▶ [Supplied records]
++++++++++++++++++++

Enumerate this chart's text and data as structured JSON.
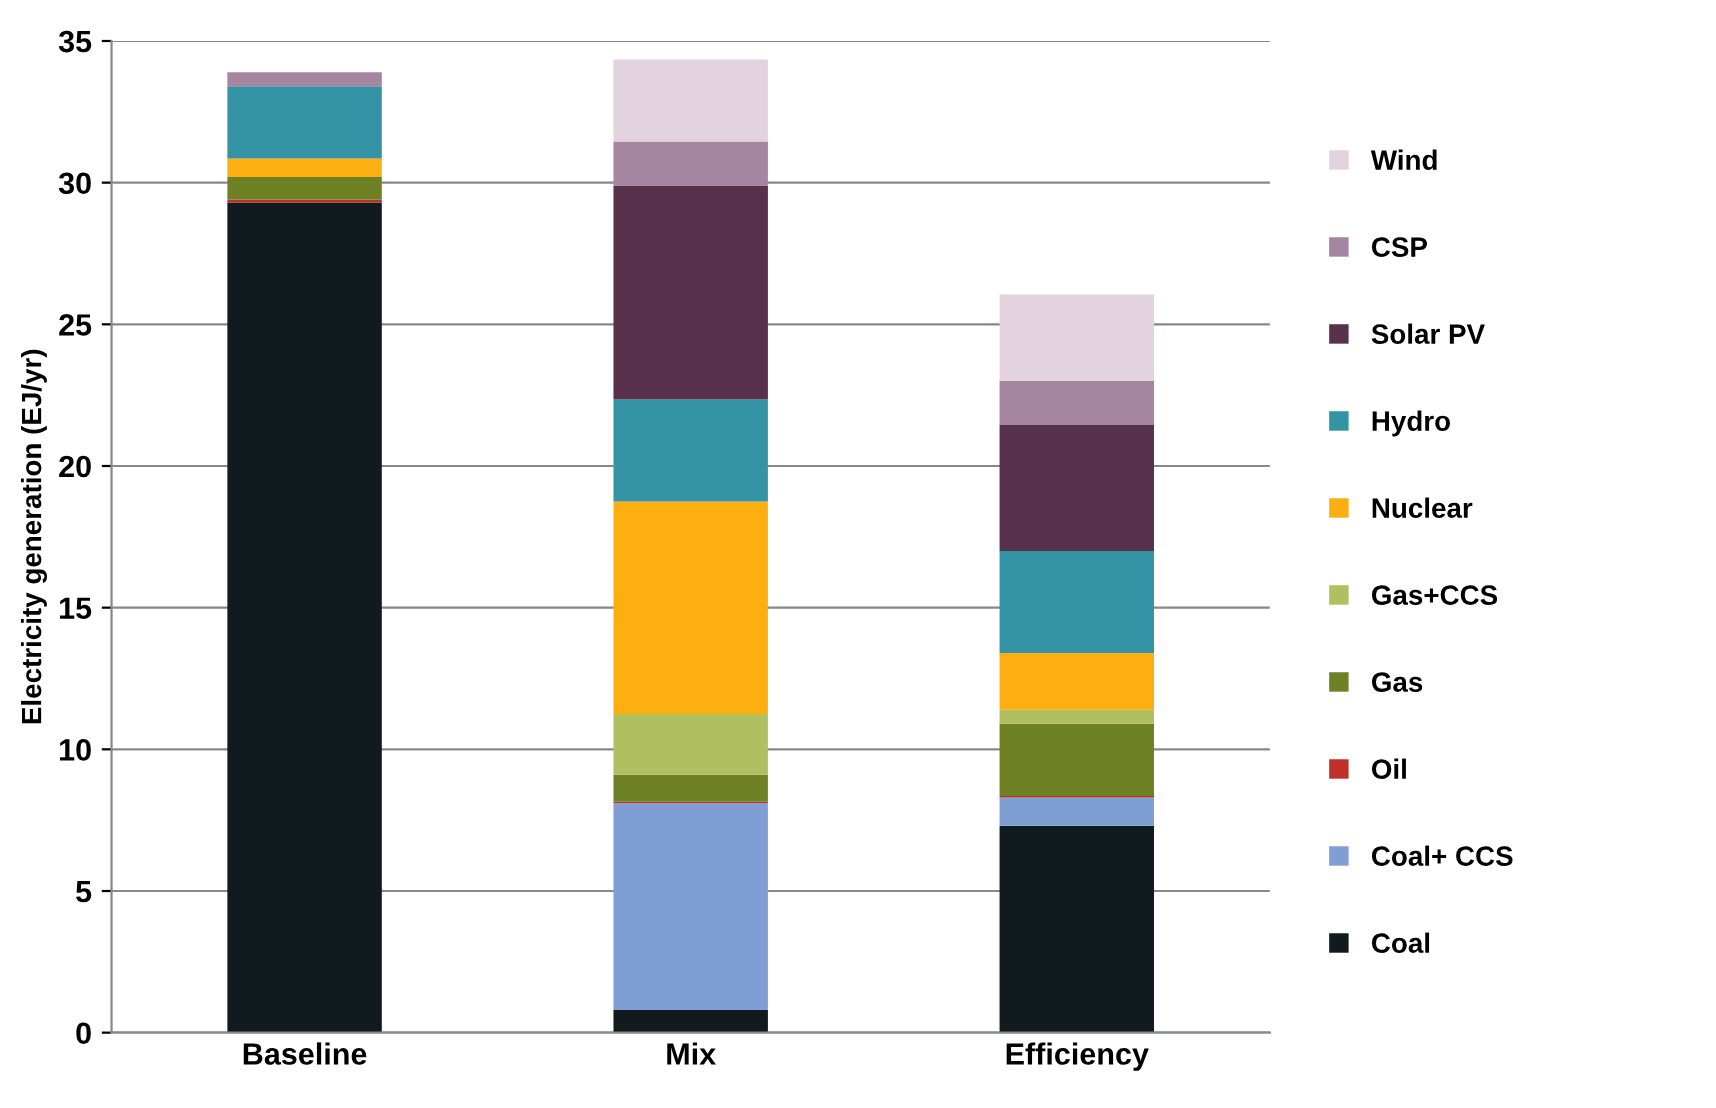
{
  "chart_data": {
    "type": "bar",
    "stacked": true,
    "ylabel": "Electricity generation (EJ/yr)",
    "categories": [
      "Baseline",
      "Mix",
      "Efficiency"
    ],
    "series": [
      {
        "name": "Coal",
        "color": "#111a1e",
        "values": [
          29.3,
          0.8,
          7.3
        ]
      },
      {
        "name": "Coal+ CCS",
        "color": "#7f9fd4",
        "values": [
          0,
          7.3,
          1.0
        ]
      },
      {
        "name": "Oil",
        "color": "#c0302a",
        "values": [
          0.1,
          0.05,
          0.05
        ]
      },
      {
        "name": "Gas",
        "color": "#6f8125",
        "values": [
          0.8,
          0.95,
          2.55
        ]
      },
      {
        "name": "Gas+CCS",
        "color": "#b0c060",
        "values": [
          0,
          2.15,
          0.5
        ]
      },
      {
        "name": "Nuclear",
        "color": "#fdaf12",
        "values": [
          0.65,
          7.5,
          2.0
        ]
      },
      {
        "name": "Hydro",
        "color": "#3593a6",
        "values": [
          2.55,
          3.6,
          3.6
        ]
      },
      {
        "name": "Solar PV",
        "color": "#58314d",
        "values": [
          0,
          7.55,
          4.45
        ]
      },
      {
        "name": "CSP",
        "color": "#a585a0",
        "values": [
          0.5,
          1.55,
          1.55
        ]
      },
      {
        "name": "Wind",
        "color": "#e3d3e0",
        "values": [
          0,
          2.9,
          3.05
        ]
      }
    ],
    "ylim": [
      0,
      35
    ],
    "yticks": [
      0,
      5,
      10,
      15,
      20,
      25,
      30,
      35
    ],
    "grid": "y",
    "legend": "right"
  }
}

++++++++++++++++++++

▶ [Written exercise] Quote the records above in full, dropping each picture.

▶ [Full solution]
Enumerate this chart's text and data as structured JSON.
{
  "chart_data": {
    "type": "bar",
    "stacked": true,
    "ylabel": "Electricity generation (EJ/yr)",
    "categories": [
      "Baseline",
      "Mix",
      "Efficiency"
    ],
    "series": [
      {
        "name": "Coal",
        "color": "#111a1e",
        "values": [
          29.3,
          0.8,
          7.3
        ]
      },
      {
        "name": "Coal+ CCS",
        "color": "#7f9fd4",
        "values": [
          0,
          7.3,
          1.0
        ]
      },
      {
        "name": "Oil",
        "color": "#c0302a",
        "values": [
          0.1,
          0.05,
          0.05
        ]
      },
      {
        "name": "Gas",
        "color": "#6f8125",
        "values": [
          0.8,
          0.95,
          2.55
        ]
      },
      {
        "name": "Gas+CCS",
        "color": "#b0c060",
        "values": [
          0,
          2.15,
          0.5
        ]
      },
      {
        "name": "Nuclear",
        "color": "#fdaf12",
        "values": [
          0.65,
          7.5,
          2.0
        ]
      },
      {
        "name": "Hydro",
        "color": "#3593a6",
        "values": [
          2.55,
          3.6,
          3.6
        ]
      },
      {
        "name": "Solar PV",
        "color": "#58314d",
        "values": [
          0,
          7.55,
          4.45
        ]
      },
      {
        "name": "CSP",
        "color": "#a585a0",
        "values": [
          0.5,
          1.55,
          1.55
        ]
      },
      {
        "name": "Wind",
        "color": "#e3d3e0",
        "values": [
          0,
          2.9,
          3.05
        ]
      }
    ],
    "ylim": [
      0,
      35
    ],
    "yticks": [
      0,
      5,
      10,
      15,
      20,
      25,
      30,
      35
    ],
    "grid": "y",
    "legend": "right"
  }
}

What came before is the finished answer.